**WHAT THE EXERCISE ASKS**
Give the listing again exactly, omitting its images.

───── THE DATA

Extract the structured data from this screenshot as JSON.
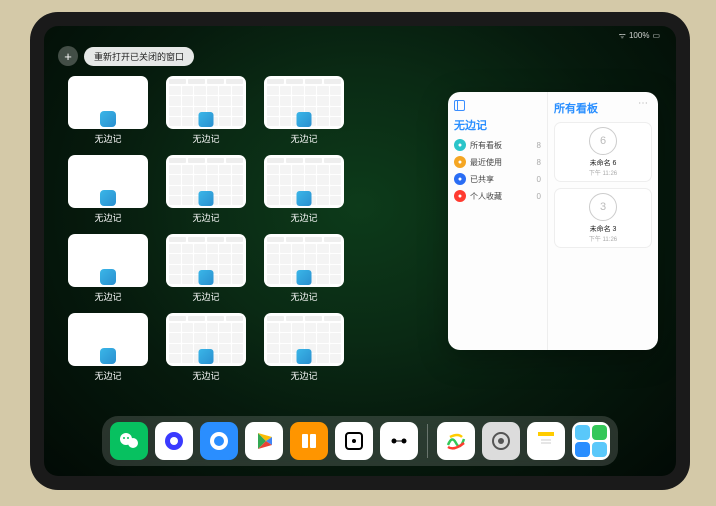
{
  "status": {
    "battery": "100%",
    "time": ""
  },
  "toolbar": {
    "plus": "+",
    "prompt": "重新打开已关闭的窗口"
  },
  "thumb_label": "无边记",
  "thumbnails": [
    {
      "type": "blank"
    },
    {
      "type": "cal"
    },
    {
      "type": "cal"
    },
    {
      "type": "blank"
    },
    {
      "type": "cal"
    },
    {
      "type": "cal"
    },
    {
      "type": "blank"
    },
    {
      "type": "cal"
    },
    {
      "type": "cal"
    },
    {
      "type": "blank"
    },
    {
      "type": "cal"
    },
    {
      "type": "cal"
    }
  ],
  "popup": {
    "left_title": "无边记",
    "right_title": "所有看板",
    "menu": [
      {
        "icon_color": "#2ac4c9",
        "label": "所有看板",
        "count": "8"
      },
      {
        "icon_color": "#f5a623",
        "label": "最近使用",
        "count": "8"
      },
      {
        "icon_color": "#2a6df4",
        "label": "已共享",
        "count": "0"
      },
      {
        "icon_color": "#ff3b30",
        "label": "个人收藏",
        "count": "0"
      }
    ],
    "boards": [
      {
        "draw": "6",
        "name": "未命名 6",
        "ts": "下午 11:26"
      },
      {
        "draw": "3",
        "name": "未命名 3",
        "ts": "下午 11:26"
      }
    ]
  },
  "dock": [
    {
      "name": "wechat",
      "bg": "#07c160"
    },
    {
      "name": "quark",
      "bg": "#ffffff"
    },
    {
      "name": "qqbrowser",
      "bg": "#2a8eff"
    },
    {
      "name": "play",
      "bg": "#ffffff"
    },
    {
      "name": "books",
      "bg": "#ff9500"
    },
    {
      "name": "dice",
      "bg": "#ffffff"
    },
    {
      "name": "dots",
      "bg": "#ffffff"
    },
    {
      "name": "freeform",
      "bg": "#ffffff"
    },
    {
      "name": "settings",
      "bg": "#dcdcdc"
    },
    {
      "name": "notes",
      "bg": "#ffffff"
    },
    {
      "name": "folder",
      "bg": "#ffffff"
    }
  ]
}
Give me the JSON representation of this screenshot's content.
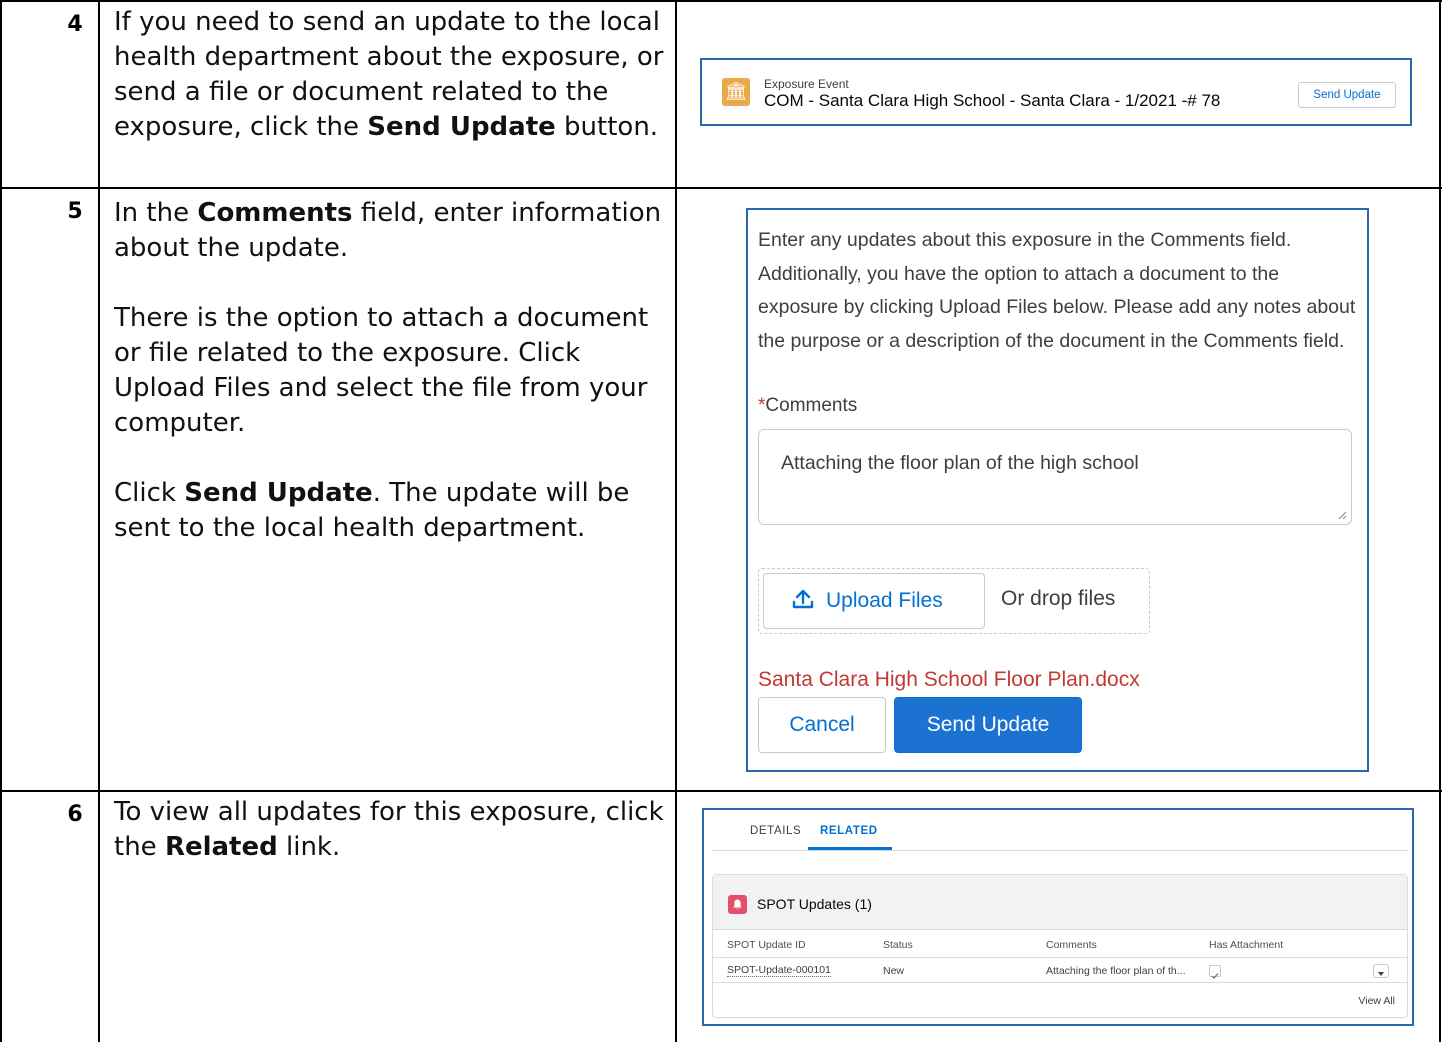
{
  "steps": [
    {
      "number": "4",
      "paragraphs": [
        [
          {
            "text": "If you need to send an update to the local health department about the exposure, or send a file or document related to the exposure, click the ",
            "bold": false
          },
          {
            "text": "Send Update",
            "bold": true
          },
          {
            "text": " button.",
            "bold": false
          }
        ]
      ]
    },
    {
      "number": "5",
      "paragraphs": [
        [
          {
            "text": "In the ",
            "bold": false
          },
          {
            "text": "Comments",
            "bold": true
          },
          {
            "text": " field, enter information about the update.",
            "bold": false
          }
        ],
        [
          {
            "text": "There is the option to attach a document or file related to the exposure. Click Upload Files and select the file from your computer.",
            "bold": false
          }
        ],
        [
          {
            "text": "Click ",
            "bold": false
          },
          {
            "text": "Send Update",
            "bold": true
          },
          {
            "text": ". The update will be sent to the local health department.",
            "bold": false
          }
        ]
      ]
    },
    {
      "number": "6",
      "paragraphs": [
        [
          {
            "text": "To view all updates for this exposure, click the ",
            "bold": false
          },
          {
            "text": "Related",
            "bold": true
          },
          {
            "text": " link.",
            "bold": false
          }
        ]
      ]
    }
  ],
  "screenshot_exposure": {
    "icon": "bank-icon",
    "label": "Exposure Event",
    "title": "COM - Santa Clara High School - Santa Clara - 1/2021 -# 78",
    "button": "Send Update"
  },
  "screenshot_form": {
    "description": "Enter any updates about this exposure in the Comments field. Additionally, you have the option to attach a document to the exposure by clicking Upload Files below. Please add any notes about the purpose or a description of the document in the Comments field.",
    "required_marker": "*",
    "comments_label": "Comments",
    "comments_value": "Attaching the floor plan of the high school",
    "upload_button": "Upload Files",
    "drop_text": "Or drop files",
    "attached_file": "Santa Clara High School Floor Plan.docx",
    "cancel_button": "Cancel",
    "send_button": "Send Update"
  },
  "screenshot_related": {
    "tabs": [
      {
        "label": "DETAILS",
        "active": false
      },
      {
        "label": "RELATED",
        "active": true
      }
    ],
    "card_title": "SPOT Updates (1)",
    "columns": [
      "SPOT Update ID",
      "Status",
      "Comments",
      "Has Attachment"
    ],
    "rows": [
      {
        "id": "SPOT-Update-000101",
        "status": "New",
        "comments": "Attaching the floor plan of th...",
        "has_attachment": true
      }
    ],
    "view_all": "View All"
  },
  "colors": {
    "link_blue": "#0070d2",
    "brand_button": "#1b72d0",
    "frame_border": "#2b66b1",
    "error_red": "#c23934",
    "exposure_icon": "#e9a94a",
    "updates_icon": "#e3506a"
  }
}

──────────

**WORKED ANSWER**
Extract the structured data from this screenshot as JSON.
{
  "status": {
    "battery": "100%",
    "time": ""
  },
  "toolbar": {
    "plus": "+",
    "prompt": "重新打开已关闭的窗口"
  },
  "thumb_label": "无边记",
  "thumbnails": [
    {
      "type": "blank"
    },
    {
      "type": "cal"
    },
    {
      "type": "cal"
    },
    {
      "type": "blank"
    },
    {
      "type": "cal"
    },
    {
      "type": "cal"
    },
    {
      "type": "blank"
    },
    {
      "type": "cal"
    },
    {
      "type": "cal"
    },
    {
      "type": "blank"
    },
    {
      "type": "cal"
    },
    {
      "type": "cal"
    }
  ],
  "popup": {
    "left_title": "无边记",
    "right_title": "所有看板",
    "menu": [
      {
        "icon_color": "#2ac4c9",
        "label": "所有看板",
        "count": "8"
      },
      {
        "icon_color": "#f5a623",
        "label": "最近使用",
        "count": "8"
      },
      {
        "icon_color": "#2a6df4",
        "label": "已共享",
        "count": "0"
      },
      {
        "icon_color": "#ff3b30",
        "label": "个人收藏",
        "count": "0"
      }
    ],
    "boards": [
      {
        "draw": "6",
        "name": "未命名 6",
        "ts": "下午 11:26"
      },
      {
        "draw": "3",
        "name": "未命名 3",
        "ts": "下午 11:26"
      }
    ]
  },
  "dock": [
    {
      "name": "wechat",
      "bg": "#07c160"
    },
    {
      "name": "quark",
      "bg": "#ffffff"
    },
    {
      "name": "qqbrowser",
      "bg": "#2a8eff"
    },
    {
      "name": "play",
      "bg": "#ffffff"
    },
    {
      "name": "books",
      "bg": "#ff9500"
    },
    {
      "name": "dice",
      "bg": "#ffffff"
    },
    {
      "name": "dots",
      "bg": "#ffffff"
    },
    {
      "name": "freeform",
      "bg": "#ffffff"
    },
    {
      "name": "settings",
      "bg": "#dcdcdc"
    },
    {
      "name": "notes",
      "bg": "#ffffff"
    },
    {
      "name": "folder",
      "bg": "#ffffff"
    }
  ]
}
Give me the JSON representation of this screenshot's content.
{
  "steps": [
    {
      "number": "4",
      "paragraphs": [
        [
          {
            "text": "If you need to send an update to the local health department about the exposure, or send a file or document related to the exposure, click the ",
            "bold": false
          },
          {
            "text": "Send Update",
            "bold": true
          },
          {
            "text": " button.",
            "bold": false
          }
        ]
      ]
    },
    {
      "number": "5",
      "paragraphs": [
        [
          {
            "text": "In the ",
            "bold": false
          },
          {
            "text": "Comments",
            "bold": true
          },
          {
            "text": " field, enter information about the update.",
            "bold": false
          }
        ],
        [
          {
            "text": "There is the option to attach a document or file related to the exposure. Click Upload Files and select the file from your computer.",
            "bold": false
          }
        ],
        [
          {
            "text": "Click ",
            "bold": false
          },
          {
            "text": "Send Update",
            "bold": true
          },
          {
            "text": ". The update will be sent to the local health department.",
            "bold": false
          }
        ]
      ]
    },
    {
      "number": "6",
      "paragraphs": [
        [
          {
            "text": "To view all updates for this exposure, click the ",
            "bold": false
          },
          {
            "text": "Related",
            "bold": true
          },
          {
            "text": " link.",
            "bold": false
          }
        ]
      ]
    }
  ],
  "screenshot_exposure": {
    "icon": "bank-icon",
    "label": "Exposure Event",
    "title": "COM - Santa Clara High School - Santa Clara - 1/2021 -# 78",
    "button": "Send Update"
  },
  "screenshot_form": {
    "description": "Enter any updates about this exposure in the Comments field. Additionally, you have the option to attach a document to the exposure by clicking Upload Files below. Please add any notes about the purpose or a description of the document in the Comments field.",
    "required_marker": "*",
    "comments_label": "Comments",
    "comments_value": "Attaching the floor plan of the high school",
    "upload_button": "Upload Files",
    "drop_text": "Or drop files",
    "attached_file": "Santa Clara High School Floor Plan.docx",
    "cancel_button": "Cancel",
    "send_button": "Send Update"
  },
  "screenshot_related": {
    "tabs": [
      {
        "label": "DETAILS",
        "active": false
      },
      {
        "label": "RELATED",
        "active": true
      }
    ],
    "card_title": "SPOT Updates (1)",
    "columns": [
      "SPOT Update ID",
      "Status",
      "Comments",
      "Has Attachment"
    ],
    "rows": [
      {
        "id": "SPOT-Update-000101",
        "status": "New",
        "comments": "Attaching the floor plan of th...",
        "has_attachment": true
      }
    ],
    "view_all": "View All"
  },
  "colors": {
    "link_blue": "#0070d2",
    "brand_button": "#1b72d0",
    "frame_border": "#2b66b1",
    "error_red": "#c23934",
    "exposure_icon": "#e9a94a",
    "updates_icon": "#e3506a"
  }
}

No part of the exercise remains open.